→ **BRIEF**:
Copy each line exactly.

--- begin RECORDS SHOWN ---

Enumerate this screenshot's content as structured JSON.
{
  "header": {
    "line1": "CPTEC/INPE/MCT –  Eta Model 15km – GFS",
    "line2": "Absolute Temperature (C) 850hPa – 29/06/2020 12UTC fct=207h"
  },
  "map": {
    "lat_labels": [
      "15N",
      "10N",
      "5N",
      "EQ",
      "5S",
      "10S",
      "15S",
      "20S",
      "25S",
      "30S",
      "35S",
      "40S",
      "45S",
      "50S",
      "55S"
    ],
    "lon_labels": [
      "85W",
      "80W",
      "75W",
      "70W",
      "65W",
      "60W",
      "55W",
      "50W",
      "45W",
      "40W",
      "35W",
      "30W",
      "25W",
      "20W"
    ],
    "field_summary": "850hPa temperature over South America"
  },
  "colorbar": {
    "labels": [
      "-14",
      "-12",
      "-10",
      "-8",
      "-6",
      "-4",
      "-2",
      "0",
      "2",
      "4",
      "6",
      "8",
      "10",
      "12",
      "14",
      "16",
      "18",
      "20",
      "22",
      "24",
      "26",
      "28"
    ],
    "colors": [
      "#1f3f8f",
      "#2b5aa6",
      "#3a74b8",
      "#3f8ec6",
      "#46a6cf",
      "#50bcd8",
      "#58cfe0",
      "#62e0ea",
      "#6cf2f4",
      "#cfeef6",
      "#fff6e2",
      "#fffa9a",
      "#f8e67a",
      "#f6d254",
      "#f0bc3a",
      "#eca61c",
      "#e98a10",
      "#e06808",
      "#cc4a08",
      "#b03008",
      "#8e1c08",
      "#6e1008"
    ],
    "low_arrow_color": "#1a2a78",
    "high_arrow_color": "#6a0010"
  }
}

--- end RECORDS SHOWN ---

→ **COMPLETE RESPONSE**:
Enumerate this screenshot's content as structured JSON.
{
  "header": {
    "line1": "CPTEC/INPE/MCT –  Eta Model 15km – GFS",
    "line2": "Absolute Temperature (C) 850hPa – 29/06/2020 12UTC fct=207h"
  },
  "map": {
    "lat_labels": [
      "15N",
      "10N",
      "5N",
      "EQ",
      "5S",
      "10S",
      "15S",
      "20S",
      "25S",
      "30S",
      "35S",
      "40S",
      "45S",
      "50S",
      "55S"
    ],
    "lon_labels": [
      "85W",
      "80W",
      "75W",
      "70W",
      "65W",
      "60W",
      "55W",
      "50W",
      "45W",
      "40W",
      "35W",
      "30W",
      "25W",
      "20W"
    ],
    "field_summary": "850hPa temperature over South America"
  },
  "colorbar": {
    "labels": [
      "-14",
      "-12",
      "-10",
      "-8",
      "-6",
      "-4",
      "-2",
      "0",
      "2",
      "4",
      "6",
      "8",
      "10",
      "12",
      "14",
      "16",
      "18",
      "20",
      "22",
      "24",
      "26",
      "28"
    ],
    "colors": [
      "#1f3f8f",
      "#2b5aa6",
      "#3a74b8",
      "#3f8ec6",
      "#46a6cf",
      "#50bcd8",
      "#58cfe0",
      "#62e0ea",
      "#6cf2f4",
      "#cfeef6",
      "#fff6e2",
      "#fffa9a",
      "#f8e67a",
      "#f6d254",
      "#f0bc3a",
      "#eca61c",
      "#e98a10",
      "#e06808",
      "#cc4a08",
      "#b03008",
      "#8e1c08",
      "#6e1008"
    ],
    "low_arrow_color": "#1a2a78",
    "high_arrow_color": "#6a0010"
  }
}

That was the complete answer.